---- RECORDS PROVIDED

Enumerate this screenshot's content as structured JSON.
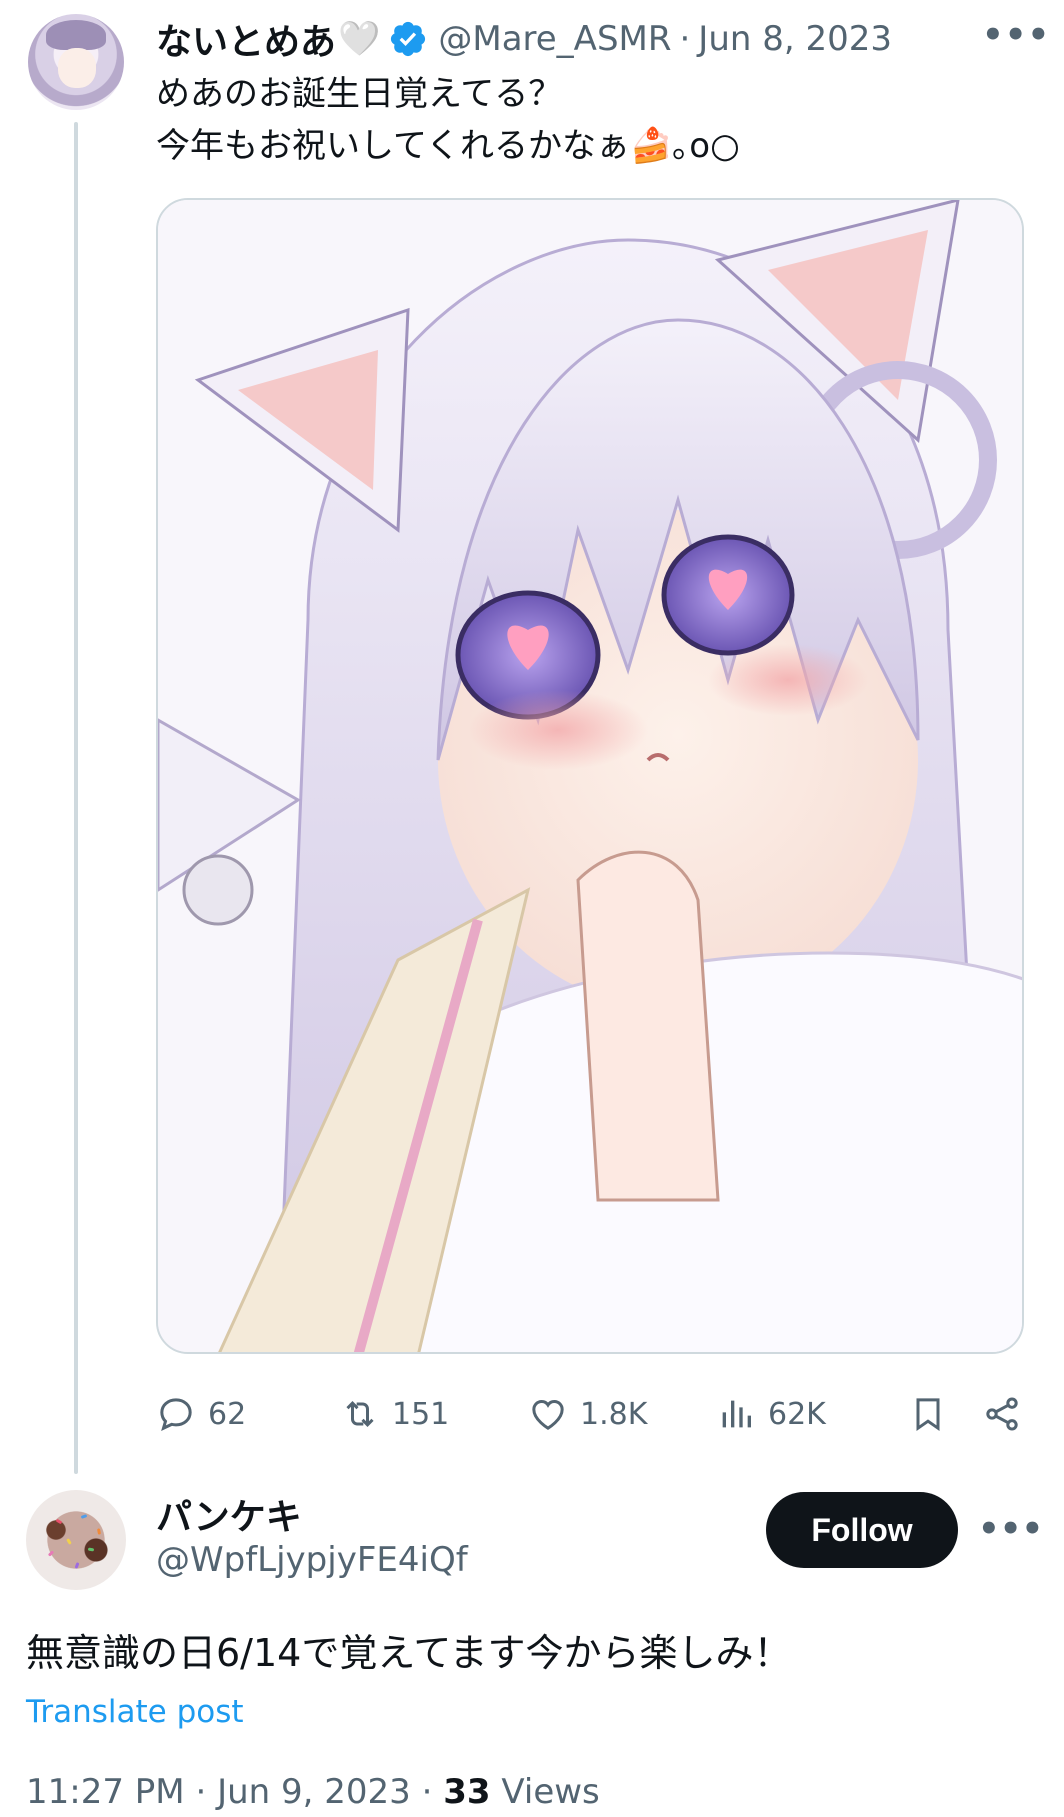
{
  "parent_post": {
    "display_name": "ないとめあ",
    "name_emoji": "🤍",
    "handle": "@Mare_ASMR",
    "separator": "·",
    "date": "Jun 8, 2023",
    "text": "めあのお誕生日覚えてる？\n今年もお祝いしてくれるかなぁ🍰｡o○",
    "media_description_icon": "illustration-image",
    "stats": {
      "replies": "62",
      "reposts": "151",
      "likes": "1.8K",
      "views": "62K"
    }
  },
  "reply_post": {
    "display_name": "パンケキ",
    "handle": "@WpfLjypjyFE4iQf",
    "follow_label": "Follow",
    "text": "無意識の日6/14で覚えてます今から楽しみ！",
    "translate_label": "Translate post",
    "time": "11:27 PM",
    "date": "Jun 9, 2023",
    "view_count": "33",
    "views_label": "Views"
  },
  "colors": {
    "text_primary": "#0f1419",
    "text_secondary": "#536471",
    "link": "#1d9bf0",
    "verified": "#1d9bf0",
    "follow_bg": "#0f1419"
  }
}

--------

_EXERCISE TASK_.
Omit the images and transcribe all of the records above word for word.

_SOLVED EXERCISE_.
Enumerate this screenshot's content as structured JSON.
{
  "parent_post": {
    "display_name": "ないとめあ",
    "name_emoji": "🤍",
    "handle": "@Mare_ASMR",
    "separator": "·",
    "date": "Jun 8, 2023",
    "text": "めあのお誕生日覚えてる？\n今年もお祝いしてくれるかなぁ🍰｡o○",
    "media_description_icon": "illustration-image",
    "stats": {
      "replies": "62",
      "reposts": "151",
      "likes": "1.8K",
      "views": "62K"
    }
  },
  "reply_post": {
    "display_name": "パンケキ",
    "handle": "@WpfLjypjyFE4iQf",
    "follow_label": "Follow",
    "text": "無意識の日6/14で覚えてます今から楽しみ！",
    "translate_label": "Translate post",
    "time": "11:27 PM",
    "date": "Jun 9, 2023",
    "view_count": "33",
    "views_label": "Views"
  },
  "colors": {
    "text_primary": "#0f1419",
    "text_secondary": "#536471",
    "link": "#1d9bf0",
    "verified": "#1d9bf0",
    "follow_bg": "#0f1419"
  }
}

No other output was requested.